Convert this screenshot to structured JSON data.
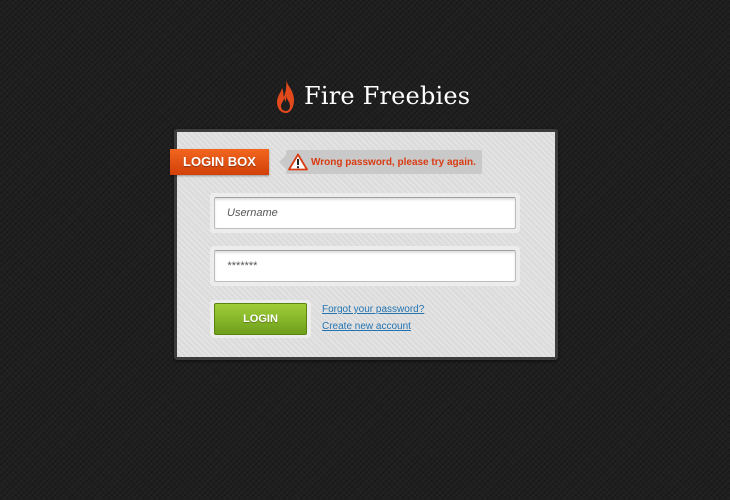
{
  "brand": {
    "name": "Fire Freebies",
    "icon": "flame-icon",
    "icon_color": "#e2491c"
  },
  "login_box": {
    "ribbon_label": "LOGIN BOX",
    "ribbon_color": "#e8561a",
    "error": {
      "icon": "warning-icon",
      "message": "Wrong password, please try again.",
      "color": "#d93b12"
    },
    "username": {
      "value": "",
      "placeholder": "Username"
    },
    "password": {
      "value": "*******",
      "placeholder": ""
    },
    "login_button_label": "LOGIN",
    "login_button_color": "#8dbd2c",
    "forgot_link": "Forgot your password?",
    "create_link": "Create new account",
    "link_color": "#2474b2"
  }
}
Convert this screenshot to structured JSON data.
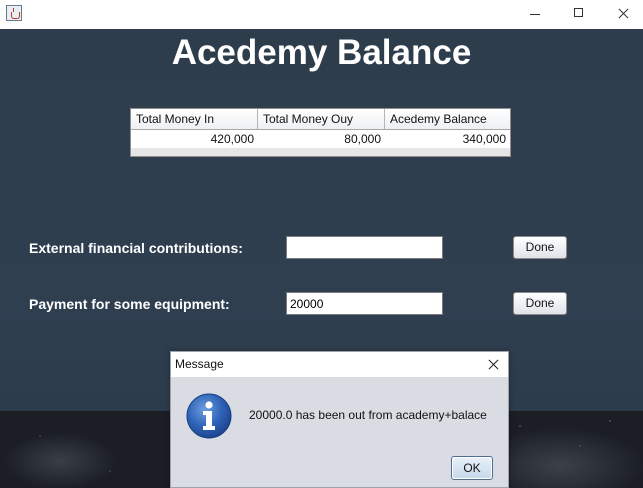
{
  "window": {
    "title": "",
    "icon": "java-cup-icon"
  },
  "page": {
    "title": "Acedemy Balance"
  },
  "table": {
    "columns": [
      "Total Money In",
      "Total Money Ouy",
      "Acedemy Balance"
    ],
    "rows": [
      [
        "420,000",
        "80,000",
        "340,000"
      ]
    ]
  },
  "form": {
    "external_label": "External financial contributions:",
    "external_value": "",
    "external_button": "Done",
    "payment_label": "Payment for some equipment:",
    "payment_value": "20000",
    "payment_button": "Done"
  },
  "dialog": {
    "title": "Message",
    "message": "20000.0 has been out from academy+balace",
    "ok_label": "OK",
    "icon": "info-icon"
  },
  "colors": {
    "background": "#2f3e4e",
    "title_text": "#ffffff",
    "info_blue": "#2f63b8"
  }
}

## Required work
Where a line in the entries holds the word "placeholder", copy that line.

## Exercise output
      "placeholder": "Username"
      "placeholder": ""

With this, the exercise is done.